*TASK INSTRUCTIONS*
Please rewrite the rows below, substituting "play-arrow-icon" for every "play-triangle-icon" and leaving everything else unchanged.

[Element location data]
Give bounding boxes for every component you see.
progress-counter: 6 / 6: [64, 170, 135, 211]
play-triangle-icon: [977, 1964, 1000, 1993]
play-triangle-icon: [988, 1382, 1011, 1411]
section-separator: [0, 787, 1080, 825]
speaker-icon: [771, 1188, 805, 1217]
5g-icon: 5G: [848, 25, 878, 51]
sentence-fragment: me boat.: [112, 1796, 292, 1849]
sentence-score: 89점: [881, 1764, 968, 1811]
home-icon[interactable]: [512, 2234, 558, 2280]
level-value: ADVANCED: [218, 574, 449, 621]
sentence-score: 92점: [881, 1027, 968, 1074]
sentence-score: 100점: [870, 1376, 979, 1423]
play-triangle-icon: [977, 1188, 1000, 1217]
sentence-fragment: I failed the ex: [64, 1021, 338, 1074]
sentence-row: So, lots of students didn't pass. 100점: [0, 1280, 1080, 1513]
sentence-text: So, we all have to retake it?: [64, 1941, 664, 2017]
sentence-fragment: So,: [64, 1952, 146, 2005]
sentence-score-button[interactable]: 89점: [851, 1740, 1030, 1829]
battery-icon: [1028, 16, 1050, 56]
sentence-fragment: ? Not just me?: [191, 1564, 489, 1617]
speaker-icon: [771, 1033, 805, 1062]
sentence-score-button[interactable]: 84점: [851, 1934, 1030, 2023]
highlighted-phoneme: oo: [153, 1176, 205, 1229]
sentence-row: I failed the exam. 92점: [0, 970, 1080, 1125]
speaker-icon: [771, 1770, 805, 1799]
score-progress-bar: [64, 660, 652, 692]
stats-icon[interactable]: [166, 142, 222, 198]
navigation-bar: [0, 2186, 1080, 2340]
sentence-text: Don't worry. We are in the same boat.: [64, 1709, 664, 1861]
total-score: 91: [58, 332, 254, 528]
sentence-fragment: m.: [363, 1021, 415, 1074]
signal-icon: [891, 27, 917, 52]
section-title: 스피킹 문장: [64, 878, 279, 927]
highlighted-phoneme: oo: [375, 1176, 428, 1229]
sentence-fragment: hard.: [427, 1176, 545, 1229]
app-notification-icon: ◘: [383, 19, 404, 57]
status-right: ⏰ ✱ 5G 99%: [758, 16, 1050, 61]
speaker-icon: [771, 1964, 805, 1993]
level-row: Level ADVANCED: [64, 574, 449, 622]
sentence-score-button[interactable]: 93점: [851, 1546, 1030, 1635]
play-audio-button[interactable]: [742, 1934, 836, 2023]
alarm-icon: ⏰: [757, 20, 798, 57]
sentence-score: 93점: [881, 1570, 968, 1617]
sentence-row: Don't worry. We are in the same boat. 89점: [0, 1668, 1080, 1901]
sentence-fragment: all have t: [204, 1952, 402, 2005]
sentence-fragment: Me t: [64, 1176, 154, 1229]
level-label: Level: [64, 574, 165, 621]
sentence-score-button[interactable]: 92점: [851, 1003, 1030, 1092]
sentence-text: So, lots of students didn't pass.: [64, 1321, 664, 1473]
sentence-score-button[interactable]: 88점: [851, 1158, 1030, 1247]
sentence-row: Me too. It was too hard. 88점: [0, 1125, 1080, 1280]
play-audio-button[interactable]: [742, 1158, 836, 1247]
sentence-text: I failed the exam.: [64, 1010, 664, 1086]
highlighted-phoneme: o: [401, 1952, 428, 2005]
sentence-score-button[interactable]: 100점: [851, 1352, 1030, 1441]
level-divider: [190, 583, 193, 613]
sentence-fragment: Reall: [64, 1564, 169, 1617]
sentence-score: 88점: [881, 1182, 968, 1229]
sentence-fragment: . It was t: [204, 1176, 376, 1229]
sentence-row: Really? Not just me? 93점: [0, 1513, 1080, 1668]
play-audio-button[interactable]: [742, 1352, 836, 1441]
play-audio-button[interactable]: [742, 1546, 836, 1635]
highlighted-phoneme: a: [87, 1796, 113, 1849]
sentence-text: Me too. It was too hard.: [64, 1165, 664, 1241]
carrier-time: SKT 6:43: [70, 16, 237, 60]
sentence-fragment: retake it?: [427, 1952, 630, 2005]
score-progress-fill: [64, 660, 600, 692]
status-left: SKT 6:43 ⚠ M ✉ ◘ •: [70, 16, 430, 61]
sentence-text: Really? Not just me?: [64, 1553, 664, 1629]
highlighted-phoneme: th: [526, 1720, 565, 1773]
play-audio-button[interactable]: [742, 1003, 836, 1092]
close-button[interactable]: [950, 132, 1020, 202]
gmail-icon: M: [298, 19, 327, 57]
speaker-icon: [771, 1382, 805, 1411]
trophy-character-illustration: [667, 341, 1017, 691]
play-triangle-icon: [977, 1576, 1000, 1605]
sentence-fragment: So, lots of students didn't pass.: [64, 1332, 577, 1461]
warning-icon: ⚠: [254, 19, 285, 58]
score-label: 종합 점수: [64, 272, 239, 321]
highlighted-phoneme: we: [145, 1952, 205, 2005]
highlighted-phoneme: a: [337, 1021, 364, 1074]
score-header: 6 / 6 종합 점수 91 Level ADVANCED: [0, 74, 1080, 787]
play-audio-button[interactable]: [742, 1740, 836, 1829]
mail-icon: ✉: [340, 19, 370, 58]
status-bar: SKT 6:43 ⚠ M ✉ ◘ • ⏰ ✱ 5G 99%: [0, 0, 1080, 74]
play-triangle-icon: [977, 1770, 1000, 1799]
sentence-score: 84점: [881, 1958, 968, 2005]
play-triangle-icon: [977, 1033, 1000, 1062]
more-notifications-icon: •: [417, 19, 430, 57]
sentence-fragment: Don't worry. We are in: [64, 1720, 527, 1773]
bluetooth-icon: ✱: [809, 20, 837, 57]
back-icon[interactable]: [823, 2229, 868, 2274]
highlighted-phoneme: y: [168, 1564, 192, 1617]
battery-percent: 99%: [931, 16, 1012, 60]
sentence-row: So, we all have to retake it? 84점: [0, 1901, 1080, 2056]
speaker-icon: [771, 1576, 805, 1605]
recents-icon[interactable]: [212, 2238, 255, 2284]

*SOLUTION FOR THIS EXERCISE*
Give bounding boxes for every component you see.
progress-counter: 6 / 6: [64, 170, 135, 211]
play-arrow-icon: [977, 1964, 1000, 1993]
play-arrow-icon: [988, 1382, 1011, 1411]
section-separator: [0, 787, 1080, 825]
speaker-icon: [771, 1188, 805, 1217]
5g-icon: 5G: [848, 25, 878, 51]
sentence-fragment: me boat.: [112, 1796, 292, 1849]
sentence-score: 89점: [881, 1764, 968, 1811]
home-icon[interactable]: [512, 2234, 558, 2280]
level-value: ADVANCED: [218, 574, 449, 621]
sentence-score: 92점: [881, 1027, 968, 1074]
sentence-score: 100점: [870, 1376, 979, 1423]
play-arrow-icon: [977, 1188, 1000, 1217]
sentence-fragment: I failed the ex: [64, 1021, 338, 1074]
sentence-row: So, lots of students didn't pass. 100점: [0, 1280, 1080, 1513]
sentence-text: So, we all have to retake it?: [64, 1941, 664, 2017]
sentence-fragment: So,: [64, 1952, 146, 2005]
sentence-score-button[interactable]: 89점: [851, 1740, 1030, 1829]
battery-icon: [1028, 16, 1050, 56]
sentence-fragment: ? Not just me?: [191, 1564, 489, 1617]
speaker-icon: [771, 1033, 805, 1062]
sentence-score-button[interactable]: 84점: [851, 1934, 1030, 2023]
highlighted-phoneme: oo: [153, 1176, 205, 1229]
sentence-row: I failed the exam. 92점: [0, 970, 1080, 1125]
speaker-icon: [771, 1770, 805, 1799]
score-progress-bar: [64, 660, 652, 692]
stats-icon[interactable]: [166, 142, 222, 198]
navigation-bar: [0, 2186, 1080, 2340]
sentence-text: Don't worry. We are in the same boat.: [64, 1709, 664, 1861]
total-score: 91: [58, 332, 254, 528]
sentence-fragment: m.: [363, 1021, 415, 1074]
signal-icon: [891, 27, 917, 52]
section-title: 스피킹 문장: [64, 878, 279, 927]
highlighted-phoneme: oo: [375, 1176, 428, 1229]
sentence-fragment: hard.: [427, 1176, 545, 1229]
app-notification-icon: ◘: [383, 19, 404, 57]
status-right: ⏰ ✱ 5G 99%: [758, 16, 1050, 61]
speaker-icon: [771, 1964, 805, 1993]
level-row: Level ADVANCED: [64, 574, 449, 622]
sentence-score-button[interactable]: 93점: [851, 1546, 1030, 1635]
play-audio-button[interactable]: [742, 1934, 836, 2023]
alarm-icon: ⏰: [757, 20, 798, 57]
sentence-score: 93점: [881, 1570, 968, 1617]
sentence-row: Don't worry. We are in the same boat. 89점: [0, 1668, 1080, 1901]
sentence-fragment: all have t: [204, 1952, 402, 2005]
sentence-fragment: Me t: [64, 1176, 154, 1229]
level-label: Level: [64, 574, 165, 621]
sentence-score-button[interactable]: 92점: [851, 1003, 1030, 1092]
sentence-text: So, lots of students didn't pass.: [64, 1321, 664, 1473]
sentence-score-button[interactable]: 88점: [851, 1158, 1030, 1247]
sentence-row: Me too. It was too hard. 88점: [0, 1125, 1080, 1280]
play-audio-button[interactable]: [742, 1158, 836, 1247]
sentence-text: I failed the exam.: [64, 1010, 664, 1086]
highlighted-phoneme: o: [401, 1952, 428, 2005]
sentence-score-button[interactable]: 100점: [851, 1352, 1030, 1441]
level-divider: [190, 583, 193, 613]
sentence-fragment: Reall: [64, 1564, 169, 1617]
sentence-score: 88점: [881, 1182, 968, 1229]
sentence-fragment: . It was t: [204, 1176, 376, 1229]
sentence-row: Really? Not just me? 93점: [0, 1513, 1080, 1668]
play-audio-button[interactable]: [742, 1352, 836, 1441]
play-audio-button[interactable]: [742, 1546, 836, 1635]
highlighted-phoneme: a: [87, 1796, 113, 1849]
sentence-text: Me too. It was too hard.: [64, 1165, 664, 1241]
carrier-time: SKT 6:43: [70, 16, 237, 60]
sentence-fragment: retake it?: [427, 1952, 630, 2005]
score-progress-fill: [64, 660, 600, 692]
status-left: SKT 6:43 ⚠ M ✉ ◘ •: [70, 16, 430, 61]
sentence-text: Really? Not just me?: [64, 1553, 664, 1629]
highlighted-phoneme: th: [526, 1720, 565, 1773]
play-audio-button[interactable]: [742, 1003, 836, 1092]
close-button[interactable]: [950, 132, 1020, 202]
gmail-icon: M: [298, 19, 327, 57]
speaker-icon: [771, 1382, 805, 1411]
trophy-character-illustration: [667, 341, 1017, 691]
play-arrow-icon: [977, 1576, 1000, 1605]
sentence-fragment: So, lots of students didn't pass.: [64, 1332, 577, 1461]
warning-icon: ⚠: [254, 19, 285, 58]
score-label: 종합 점수: [64, 272, 239, 321]
highlighted-phoneme: we: [145, 1952, 205, 2005]
highlighted-phoneme: a: [337, 1021, 364, 1074]
score-header: 6 / 6 종합 점수 91 Level ADVANCED: [0, 74, 1080, 787]
play-audio-button[interactable]: [742, 1740, 836, 1829]
mail-icon: ✉: [340, 19, 370, 58]
status-bar: SKT 6:43 ⚠ M ✉ ◘ • ⏰ ✱ 5G 99%: [0, 0, 1080, 74]
play-arrow-icon: [977, 1770, 1000, 1799]
sentence-score: 84점: [881, 1958, 968, 2005]
play-arrow-icon: [977, 1033, 1000, 1062]
more-notifications-icon: •: [417, 19, 430, 57]
sentence-fragment: Don't worry. We are in: [64, 1720, 527, 1773]
bluetooth-icon: ✱: [809, 20, 837, 57]
back-icon[interactable]: [823, 2229, 868, 2274]
highlighted-phoneme: y: [168, 1564, 192, 1617]
battery-percent: 99%: [931, 16, 1012, 60]
sentence-row: So, we all have to retake it? 84점: [0, 1901, 1080, 2056]
speaker-icon: [771, 1576, 805, 1605]
recents-icon[interactable]: [212, 2238, 255, 2284]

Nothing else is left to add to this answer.